▶ _MATERIAL SUPPLIED_
★ ★ ★
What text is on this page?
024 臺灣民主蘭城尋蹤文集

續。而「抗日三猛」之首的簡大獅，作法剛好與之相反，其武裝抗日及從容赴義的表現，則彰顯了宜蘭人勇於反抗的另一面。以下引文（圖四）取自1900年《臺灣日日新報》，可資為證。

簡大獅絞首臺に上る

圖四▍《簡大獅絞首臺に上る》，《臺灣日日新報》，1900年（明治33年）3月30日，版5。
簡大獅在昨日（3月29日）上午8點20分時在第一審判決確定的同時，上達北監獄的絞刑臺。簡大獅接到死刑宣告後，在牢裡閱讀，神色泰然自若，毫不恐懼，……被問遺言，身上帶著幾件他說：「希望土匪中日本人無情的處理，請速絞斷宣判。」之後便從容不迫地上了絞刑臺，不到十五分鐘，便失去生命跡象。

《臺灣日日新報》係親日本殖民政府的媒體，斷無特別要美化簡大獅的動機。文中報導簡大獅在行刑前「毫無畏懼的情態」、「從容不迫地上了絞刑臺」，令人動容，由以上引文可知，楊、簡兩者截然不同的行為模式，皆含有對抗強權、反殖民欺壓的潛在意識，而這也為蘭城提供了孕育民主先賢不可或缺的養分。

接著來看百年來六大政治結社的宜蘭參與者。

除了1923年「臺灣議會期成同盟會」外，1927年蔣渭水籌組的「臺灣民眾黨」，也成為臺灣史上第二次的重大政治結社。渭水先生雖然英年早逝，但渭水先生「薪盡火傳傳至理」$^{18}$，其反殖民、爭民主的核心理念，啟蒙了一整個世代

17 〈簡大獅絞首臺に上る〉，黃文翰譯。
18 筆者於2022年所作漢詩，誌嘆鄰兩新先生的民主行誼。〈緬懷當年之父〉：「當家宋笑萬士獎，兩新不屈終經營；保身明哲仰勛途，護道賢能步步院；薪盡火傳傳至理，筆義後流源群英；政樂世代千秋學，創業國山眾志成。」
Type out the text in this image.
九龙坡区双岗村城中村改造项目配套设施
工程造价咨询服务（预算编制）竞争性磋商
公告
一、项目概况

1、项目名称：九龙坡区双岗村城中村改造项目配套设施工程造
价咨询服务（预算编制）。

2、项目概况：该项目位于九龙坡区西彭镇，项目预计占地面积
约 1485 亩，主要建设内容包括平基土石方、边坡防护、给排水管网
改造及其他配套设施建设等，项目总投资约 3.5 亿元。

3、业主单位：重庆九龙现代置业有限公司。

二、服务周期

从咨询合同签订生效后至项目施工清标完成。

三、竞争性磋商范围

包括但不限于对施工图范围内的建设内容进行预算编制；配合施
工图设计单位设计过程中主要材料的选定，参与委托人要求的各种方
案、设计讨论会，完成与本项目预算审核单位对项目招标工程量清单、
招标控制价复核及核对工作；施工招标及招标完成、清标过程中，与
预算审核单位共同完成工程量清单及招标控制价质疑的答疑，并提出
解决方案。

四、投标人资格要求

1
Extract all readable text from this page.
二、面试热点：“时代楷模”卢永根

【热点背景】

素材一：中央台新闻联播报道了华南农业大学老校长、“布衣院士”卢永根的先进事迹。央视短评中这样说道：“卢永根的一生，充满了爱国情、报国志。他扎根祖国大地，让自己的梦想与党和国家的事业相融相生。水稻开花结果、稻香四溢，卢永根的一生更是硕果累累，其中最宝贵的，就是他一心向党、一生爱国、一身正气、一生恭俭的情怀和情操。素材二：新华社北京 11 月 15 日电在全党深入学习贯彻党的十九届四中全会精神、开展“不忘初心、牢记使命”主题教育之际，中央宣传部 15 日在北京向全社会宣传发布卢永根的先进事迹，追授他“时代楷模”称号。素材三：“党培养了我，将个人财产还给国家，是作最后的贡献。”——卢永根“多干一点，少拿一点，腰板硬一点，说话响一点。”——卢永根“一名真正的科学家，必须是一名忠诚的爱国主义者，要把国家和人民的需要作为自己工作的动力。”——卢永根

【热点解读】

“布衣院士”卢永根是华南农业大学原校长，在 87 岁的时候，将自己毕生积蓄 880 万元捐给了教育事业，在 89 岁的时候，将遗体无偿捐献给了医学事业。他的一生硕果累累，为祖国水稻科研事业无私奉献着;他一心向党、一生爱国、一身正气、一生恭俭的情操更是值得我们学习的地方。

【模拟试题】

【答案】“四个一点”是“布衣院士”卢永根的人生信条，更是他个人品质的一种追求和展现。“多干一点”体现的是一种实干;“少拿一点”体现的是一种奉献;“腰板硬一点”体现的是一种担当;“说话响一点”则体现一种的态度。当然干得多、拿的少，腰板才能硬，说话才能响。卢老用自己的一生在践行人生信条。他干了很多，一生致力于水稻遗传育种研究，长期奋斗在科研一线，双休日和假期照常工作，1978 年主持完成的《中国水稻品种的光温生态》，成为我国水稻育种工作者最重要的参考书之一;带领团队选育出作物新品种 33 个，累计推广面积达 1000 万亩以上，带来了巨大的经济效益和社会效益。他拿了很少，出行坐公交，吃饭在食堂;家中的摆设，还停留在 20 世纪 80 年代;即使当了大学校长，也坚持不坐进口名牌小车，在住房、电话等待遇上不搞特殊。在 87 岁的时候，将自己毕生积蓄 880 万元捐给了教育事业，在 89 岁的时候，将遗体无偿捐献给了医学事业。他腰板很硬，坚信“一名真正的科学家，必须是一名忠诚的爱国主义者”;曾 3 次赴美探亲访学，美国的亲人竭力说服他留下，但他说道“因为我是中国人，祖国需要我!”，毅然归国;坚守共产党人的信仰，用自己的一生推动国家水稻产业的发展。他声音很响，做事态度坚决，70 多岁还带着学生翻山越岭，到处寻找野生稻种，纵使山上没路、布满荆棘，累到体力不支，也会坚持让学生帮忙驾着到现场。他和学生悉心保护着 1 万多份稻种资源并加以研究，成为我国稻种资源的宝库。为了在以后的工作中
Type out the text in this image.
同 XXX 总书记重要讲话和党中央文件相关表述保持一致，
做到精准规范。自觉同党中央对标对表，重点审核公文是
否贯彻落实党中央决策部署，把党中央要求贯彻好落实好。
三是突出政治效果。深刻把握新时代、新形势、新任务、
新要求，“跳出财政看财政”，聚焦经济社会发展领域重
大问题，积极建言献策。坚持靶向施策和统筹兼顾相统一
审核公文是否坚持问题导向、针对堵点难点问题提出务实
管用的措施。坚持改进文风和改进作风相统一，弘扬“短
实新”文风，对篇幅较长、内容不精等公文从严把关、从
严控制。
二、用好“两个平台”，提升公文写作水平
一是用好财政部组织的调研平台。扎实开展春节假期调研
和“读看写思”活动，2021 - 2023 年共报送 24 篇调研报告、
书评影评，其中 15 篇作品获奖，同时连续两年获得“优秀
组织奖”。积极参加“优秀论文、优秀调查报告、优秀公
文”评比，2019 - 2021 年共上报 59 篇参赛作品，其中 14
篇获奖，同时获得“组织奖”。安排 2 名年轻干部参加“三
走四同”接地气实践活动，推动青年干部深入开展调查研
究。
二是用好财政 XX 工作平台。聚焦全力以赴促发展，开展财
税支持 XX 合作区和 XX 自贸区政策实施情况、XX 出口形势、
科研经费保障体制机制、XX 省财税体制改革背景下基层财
★ ★ ★
▶ _TASK OBJECTIVE_
In the material above, tally every line with the string "text" in it, then give that number alone.

▶ _OUTPUT_
4